(Stored records)

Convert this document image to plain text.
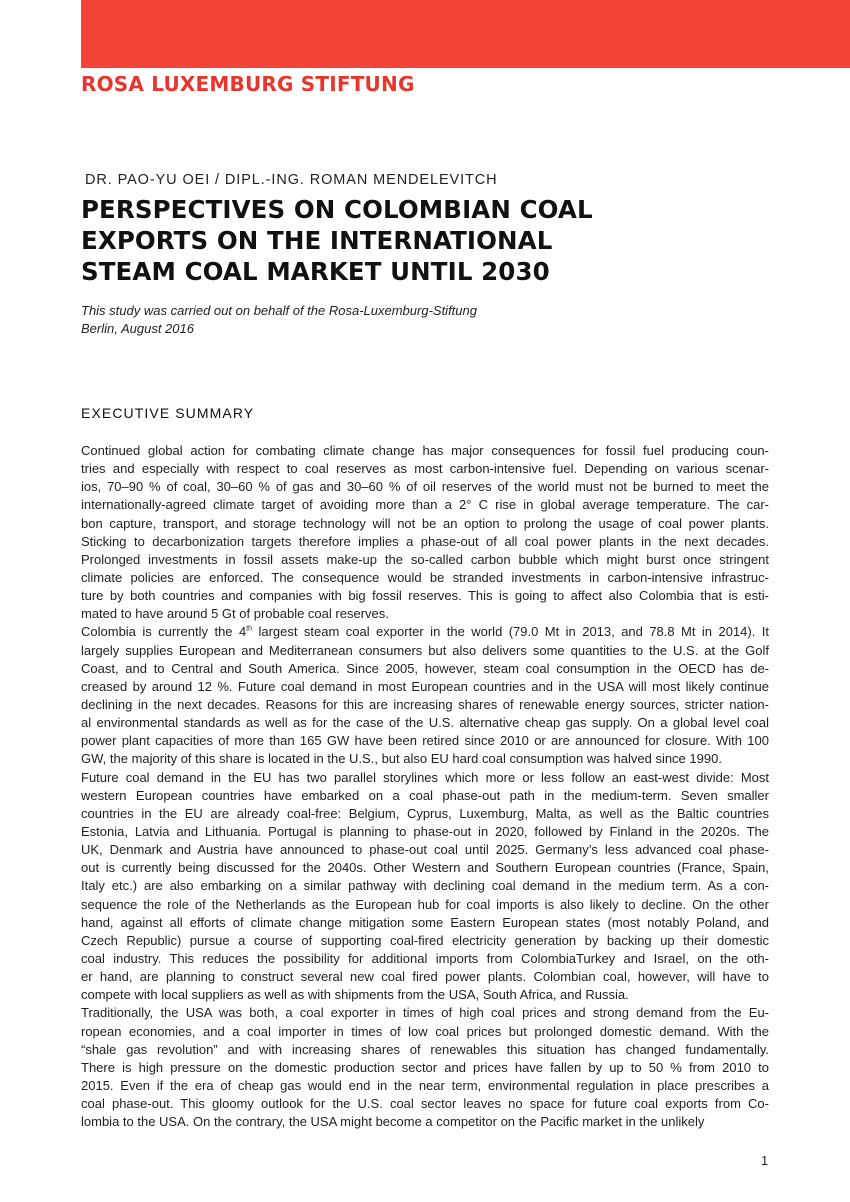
ROSA LUXEMBURG STIFTUNG
DR. PAO-YU OEI / DIPL.-ING. ROMAN MENDELEVITCH
PERSPECTIVES ON COLOMBIAN COAL
EXPORTS ON THE INTERNATIONAL
STEAM COAL MARKET UNTIL 2030
This study was carried out on behalf of the Rosa-Luxemburg-Stiftung
Berlin, August 2016
EXECUTIVE SUMMARY

Continued global action for combating climate change has major consequences for fossil fuel producing coun-
tries and especially with respect to coal reserves as most carbon-intensive fuel. Depending on various scenar-
ios, 70–90 % of coal, 30–60 % of gas and 30–60 % of oil reserves of the world must not be burned to meet the
internationally-agreed climate target of avoiding more than a 2° C rise in global average temperature. The car-
bon capture, transport, and storage technology will not be an option to prolong the usage of coal power plants.
Sticking to decarbonization targets therefore implies a phase-out of all coal power plants in the next decades.
Prolonged investments in fossil assets make-up the so-called carbon bubble which might burst once stringent
climate policies are enforced. The consequence would be stranded investments in carbon-intensive infrastruc-
ture by both countries and companies with big fossil reserves. This is going to affect also Colombia that is esti-
mated to have around 5 Gt of probable coal reserves.

Colombia is currently the 4th largest steam coal exporter in the world (79.0 Mt in 2013, and 78.8 Mt in 2014). It
largely supplies European and Mediterranean consumers but also delivers some quantities to the U.S. at the Golf
Coast, and to Central and South America. Since 2005, however, steam coal consumption in the OECD has de-
creased by around 12 %. Future coal demand in most European countries and in the USA will most likely continue
declining in the next decades. Reasons for this are increasing shares of renewable energy sources, stricter nation-
al environmental standards as well as for the case of the U.S. alternative cheap gas supply. On a global level coal
power plant capacities of more than 165 GW have been retired since 2010 or are announced for closure. With 100
GW, the majority of this share is located in the U.S., but also EU hard coal consumption was halved since 1990.

Future coal demand in the EU has two parallel storylines which more or less follow an east-west divide: Most
western European countries have embarked on a coal phase-out path in the medium-term. Seven smaller
countries in the EU are already coal-free: Belgium, Cyprus, Luxemburg, Malta, as well as the Baltic countries
Estonia, Latvia and Lithuania. Portugal is planning to phase-out in 2020, followed by Finland in the 2020s. The
UK, Denmark and Austria have announced to phase-out coal until 2025. Germany’s less advanced coal phase-
out is currently being discussed for the 2040s. Other Western and Southern European countries (France, Spain,
Italy etc.) are also embarking on a similar pathway with declining coal demand in the medium term. As a con-
sequence the role of the Netherlands as the European hub for coal imports is also likely to decline. On the other
hand, against all efforts of climate change mitigation some Eastern European states (most notably Poland, and
Czech Republic) pursue a course of supporting coal-fired electricity generation by backing up their domestic
coal industry. This reduces the possibility for additional imports from ColombiaTurkey and Israel, on the oth-
er hand, are planning to construct several new coal fired power plants. Colombian coal, however, will have to
compete with local suppliers as well as with shipments from the USA, South Africa, and Russia.

Traditionally, the USA was both, a coal exporter in times of high coal prices and strong demand from the Eu-
ropean economies, and a coal importer in times of low coal prices but prolonged domestic demand. With the
“shale gas revolution” and with increasing shares of renewables this situation has changed fundamentally.
There is high pressure on the domestic production sector and prices have fallen by up to 50 % from 2010 to
2015. Even if the era of cheap gas would end in the near term, environmental regulation in place prescribes a
coal phase-out. This gloomy outlook for the U.S. coal sector leaves no space for future coal exports from Co-
lombia to the USA. On the contrary, the USA might become a competitor on the Pacific market in the unlikely

1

> [Task details]
Transcribe the material exactly, and leave out whatever pictures it holds.

> [The response]
Convert this document image to plain text.
ROSA LUXEMBURG STIFTUNG
DR. PAO-YU OEI / DIPL.-ING. ROMAN MENDELEVITCH
PERSPECTIVES ON COLOMBIAN COAL
EXPORTS ON THE INTERNATIONAL
STEAM COAL MARKET UNTIL 2030
This study was carried out on behalf of the Rosa-Luxemburg-Stiftung
Berlin, August 2016
EXECUTIVE SUMMARY

Continued global action for combating climate change has major consequences for fossil fuel producing coun-
tries and especially with respect to coal reserves as most carbon-intensive fuel. Depending on various scenar-
ios, 70–90 % of coal, 30–60 % of gas and 30–60 % of oil reserves of the world must not be burned to meet the
internationally-agreed climate target of avoiding more than a 2° C rise in global average temperature. The car-
bon capture, transport, and storage technology will not be an option to prolong the usage of coal power plants.
Sticking to decarbonization targets therefore implies a phase-out of all coal power plants in the next decades.
Prolonged investments in fossil assets make-up the so-called carbon bubble which might burst once stringent
climate policies are enforced. The consequence would be stranded investments in carbon-intensive infrastruc-
ture by both countries and companies with big fossil reserves. This is going to affect also Colombia that is esti-
mated to have around 5 Gt of probable coal reserves.

Colombia is currently the 4th largest steam coal exporter in the world (79.0 Mt in 2013, and 78.8 Mt in 2014). It
largely supplies European and Mediterranean consumers but also delivers some quantities to the U.S. at the Golf
Coast, and to Central and South America. Since 2005, however, steam coal consumption in the OECD has de-
creased by around 12 %. Future coal demand in most European countries and in the USA will most likely continue
declining in the next decades. Reasons for this are increasing shares of renewable energy sources, stricter nation-
al environmental standards as well as for the case of the U.S. alternative cheap gas supply. On a global level coal
power plant capacities of more than 165 GW have been retired since 2010 or are announced for closure. With 100
GW, the majority of this share is located in the U.S., but also EU hard coal consumption was halved since 1990.

Future coal demand in the EU has two parallel storylines which more or less follow an east-west divide: Most
western European countries have embarked on a coal phase-out path in the medium-term. Seven smaller
countries in the EU are already coal-free: Belgium, Cyprus, Luxemburg, Malta, as well as the Baltic countries
Estonia, Latvia and Lithuania. Portugal is planning to phase-out in 2020, followed by Finland in the 2020s. The
UK, Denmark and Austria have announced to phase-out coal until 2025. Germany’s less advanced coal phase-
out is currently being discussed for the 2040s. Other Western and Southern European countries (France, Spain,
Italy etc.) are also embarking on a similar pathway with declining coal demand in the medium term. As a con-
sequence the role of the Netherlands as the European hub for coal imports is also likely to decline. On the other
hand, against all efforts of climate change mitigation some Eastern European states (most notably Poland, and
Czech Republic) pursue a course of supporting coal-fired electricity generation by backing up their domestic
coal industry. This reduces the possibility for additional imports from ColombiaTurkey and Israel, on the oth-
er hand, are planning to construct several new coal fired power plants. Colombian coal, however, will have to
compete with local suppliers as well as with shipments from the USA, South Africa, and Russia.

Traditionally, the USA was both, a coal exporter in times of high coal prices and strong demand from the Eu-
ropean economies, and a coal importer in times of low coal prices but prolonged domestic demand. With the
“shale gas revolution” and with increasing shares of renewables this situation has changed fundamentally.
There is high pressure on the domestic production sector and prices have fallen by up to 50 % from 2010 to
2015. Even if the era of cheap gas would end in the near term, environmental regulation in place prescribes a
coal phase-out. This gloomy outlook for the U.S. coal sector leaves no space for future coal exports from Co-
lombia to the USA. On the contrary, the USA might become a competitor on the Pacific market in the unlikely

1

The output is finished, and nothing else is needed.